Count every line where "GRAPHIC" shows up, and give that number only.
-- BEGIN TASK INPUTS --
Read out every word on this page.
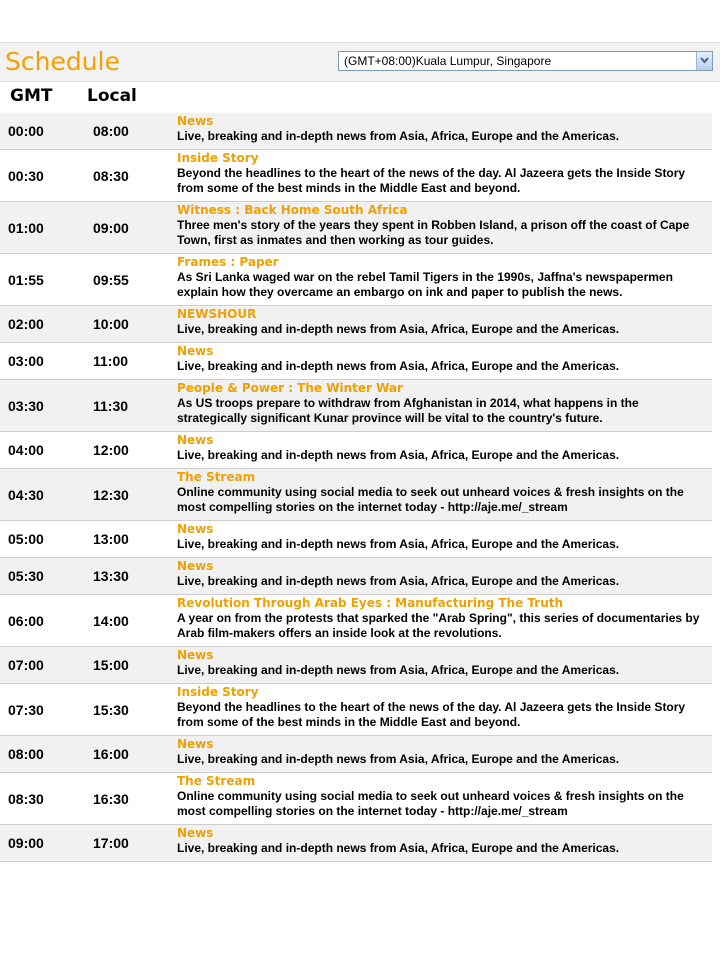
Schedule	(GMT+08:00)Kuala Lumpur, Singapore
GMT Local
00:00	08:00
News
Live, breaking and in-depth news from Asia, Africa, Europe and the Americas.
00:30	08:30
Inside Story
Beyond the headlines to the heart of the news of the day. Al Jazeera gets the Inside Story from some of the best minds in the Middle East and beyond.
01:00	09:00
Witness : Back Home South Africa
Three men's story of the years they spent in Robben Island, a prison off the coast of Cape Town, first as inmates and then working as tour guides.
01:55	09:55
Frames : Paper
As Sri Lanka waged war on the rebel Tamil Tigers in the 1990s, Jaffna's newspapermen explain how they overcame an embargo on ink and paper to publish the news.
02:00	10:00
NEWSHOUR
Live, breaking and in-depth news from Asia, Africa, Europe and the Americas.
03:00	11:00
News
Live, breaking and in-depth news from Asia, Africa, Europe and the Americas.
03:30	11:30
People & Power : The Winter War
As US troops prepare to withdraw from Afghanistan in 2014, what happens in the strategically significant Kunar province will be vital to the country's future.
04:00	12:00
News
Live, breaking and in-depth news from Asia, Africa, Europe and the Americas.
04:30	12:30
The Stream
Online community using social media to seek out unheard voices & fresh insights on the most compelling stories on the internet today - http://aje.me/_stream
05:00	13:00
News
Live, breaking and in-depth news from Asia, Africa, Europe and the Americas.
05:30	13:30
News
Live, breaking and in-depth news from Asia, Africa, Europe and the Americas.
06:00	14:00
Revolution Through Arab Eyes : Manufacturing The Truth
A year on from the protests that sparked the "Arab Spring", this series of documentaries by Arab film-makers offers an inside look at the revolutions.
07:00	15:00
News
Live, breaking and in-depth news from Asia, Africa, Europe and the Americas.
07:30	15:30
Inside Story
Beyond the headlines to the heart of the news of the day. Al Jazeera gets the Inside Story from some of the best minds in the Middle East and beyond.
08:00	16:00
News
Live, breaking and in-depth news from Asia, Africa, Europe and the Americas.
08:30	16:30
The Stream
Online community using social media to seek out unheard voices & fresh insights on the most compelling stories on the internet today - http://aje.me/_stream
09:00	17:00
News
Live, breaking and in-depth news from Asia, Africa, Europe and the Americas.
-- END TASK INPUTS --
-- BEGIN TASK INPUTS --
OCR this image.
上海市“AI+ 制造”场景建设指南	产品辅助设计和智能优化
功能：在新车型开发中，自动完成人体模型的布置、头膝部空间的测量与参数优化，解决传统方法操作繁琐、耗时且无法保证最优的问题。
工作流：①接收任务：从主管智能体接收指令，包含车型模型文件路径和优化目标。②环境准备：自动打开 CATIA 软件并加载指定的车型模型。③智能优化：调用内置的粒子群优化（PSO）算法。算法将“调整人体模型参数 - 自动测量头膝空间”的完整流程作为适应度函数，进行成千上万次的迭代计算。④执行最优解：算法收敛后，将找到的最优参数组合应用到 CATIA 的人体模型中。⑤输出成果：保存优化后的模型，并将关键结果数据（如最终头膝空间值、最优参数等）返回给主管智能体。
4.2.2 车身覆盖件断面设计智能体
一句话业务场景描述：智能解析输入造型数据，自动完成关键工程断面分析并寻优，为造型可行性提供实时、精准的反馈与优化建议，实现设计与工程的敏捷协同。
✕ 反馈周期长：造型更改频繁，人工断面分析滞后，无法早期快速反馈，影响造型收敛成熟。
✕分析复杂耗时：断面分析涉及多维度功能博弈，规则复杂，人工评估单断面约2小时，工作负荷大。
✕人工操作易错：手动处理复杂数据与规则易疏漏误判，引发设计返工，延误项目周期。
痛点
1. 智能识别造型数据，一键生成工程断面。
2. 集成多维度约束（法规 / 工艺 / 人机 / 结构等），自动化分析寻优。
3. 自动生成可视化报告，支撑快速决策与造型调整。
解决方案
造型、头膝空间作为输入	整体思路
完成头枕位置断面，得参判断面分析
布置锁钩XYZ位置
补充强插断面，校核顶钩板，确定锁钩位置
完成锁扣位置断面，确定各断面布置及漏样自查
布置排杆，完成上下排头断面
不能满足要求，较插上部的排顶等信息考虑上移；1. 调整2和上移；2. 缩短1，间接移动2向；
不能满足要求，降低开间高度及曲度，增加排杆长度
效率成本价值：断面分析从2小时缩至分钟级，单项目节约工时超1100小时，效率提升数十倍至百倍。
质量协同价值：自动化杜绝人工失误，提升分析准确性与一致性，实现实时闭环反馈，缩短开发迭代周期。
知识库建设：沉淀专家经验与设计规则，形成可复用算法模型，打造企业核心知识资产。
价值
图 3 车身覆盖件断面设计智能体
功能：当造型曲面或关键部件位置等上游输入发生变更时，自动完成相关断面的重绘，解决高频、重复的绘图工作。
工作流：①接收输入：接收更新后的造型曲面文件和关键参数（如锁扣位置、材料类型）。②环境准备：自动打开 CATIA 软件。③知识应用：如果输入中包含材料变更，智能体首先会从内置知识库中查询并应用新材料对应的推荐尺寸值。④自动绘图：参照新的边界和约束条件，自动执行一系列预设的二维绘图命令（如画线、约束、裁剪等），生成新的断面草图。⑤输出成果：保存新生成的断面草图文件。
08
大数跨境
-- END TASK INPUTS --
-- BEGIN TASK INPUTS --
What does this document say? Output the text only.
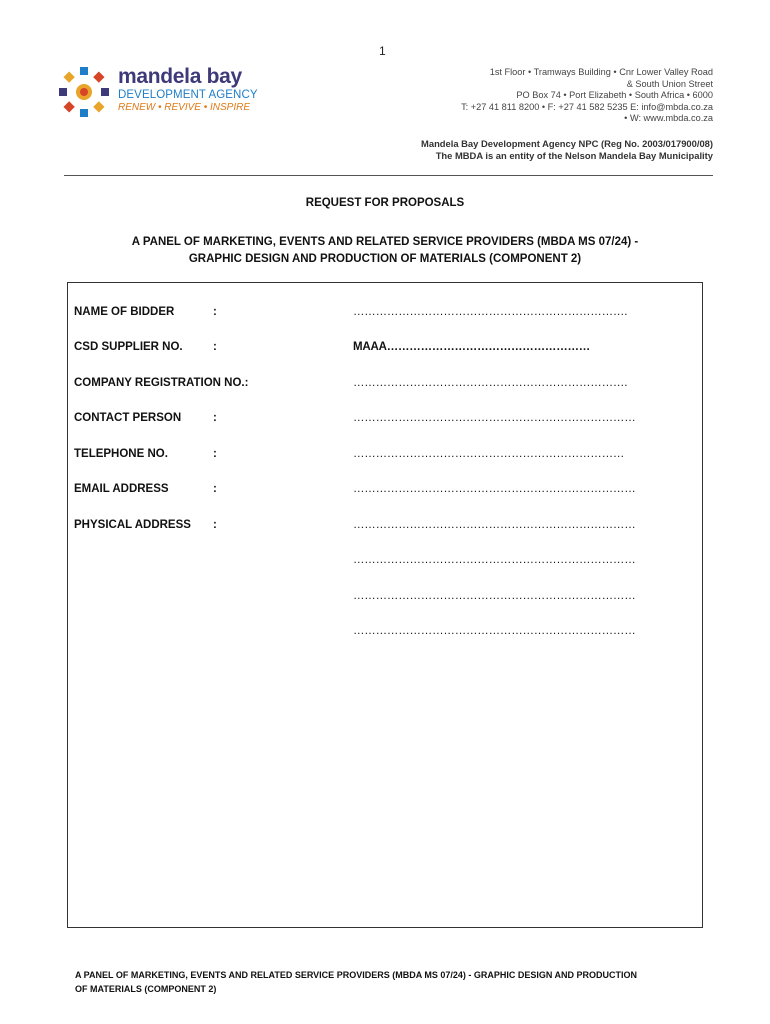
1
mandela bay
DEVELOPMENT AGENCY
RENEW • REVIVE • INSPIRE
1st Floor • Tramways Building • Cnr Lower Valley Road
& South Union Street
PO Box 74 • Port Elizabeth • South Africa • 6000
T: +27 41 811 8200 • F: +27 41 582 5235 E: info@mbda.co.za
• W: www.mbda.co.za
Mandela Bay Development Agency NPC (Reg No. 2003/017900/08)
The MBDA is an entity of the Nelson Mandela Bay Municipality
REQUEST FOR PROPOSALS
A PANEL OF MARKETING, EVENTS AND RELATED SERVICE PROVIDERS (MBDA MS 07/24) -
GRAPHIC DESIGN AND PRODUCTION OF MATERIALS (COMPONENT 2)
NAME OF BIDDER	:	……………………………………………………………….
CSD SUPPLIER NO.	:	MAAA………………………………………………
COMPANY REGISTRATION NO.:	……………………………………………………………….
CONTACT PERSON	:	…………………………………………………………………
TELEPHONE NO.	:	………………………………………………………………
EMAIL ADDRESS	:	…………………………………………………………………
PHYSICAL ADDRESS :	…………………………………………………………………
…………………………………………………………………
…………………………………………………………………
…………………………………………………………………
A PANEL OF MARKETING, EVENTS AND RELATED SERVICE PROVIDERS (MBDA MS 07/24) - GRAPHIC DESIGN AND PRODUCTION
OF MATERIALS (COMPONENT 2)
-- END TASK INPUTS --
EXPECTED OUTPUT: 2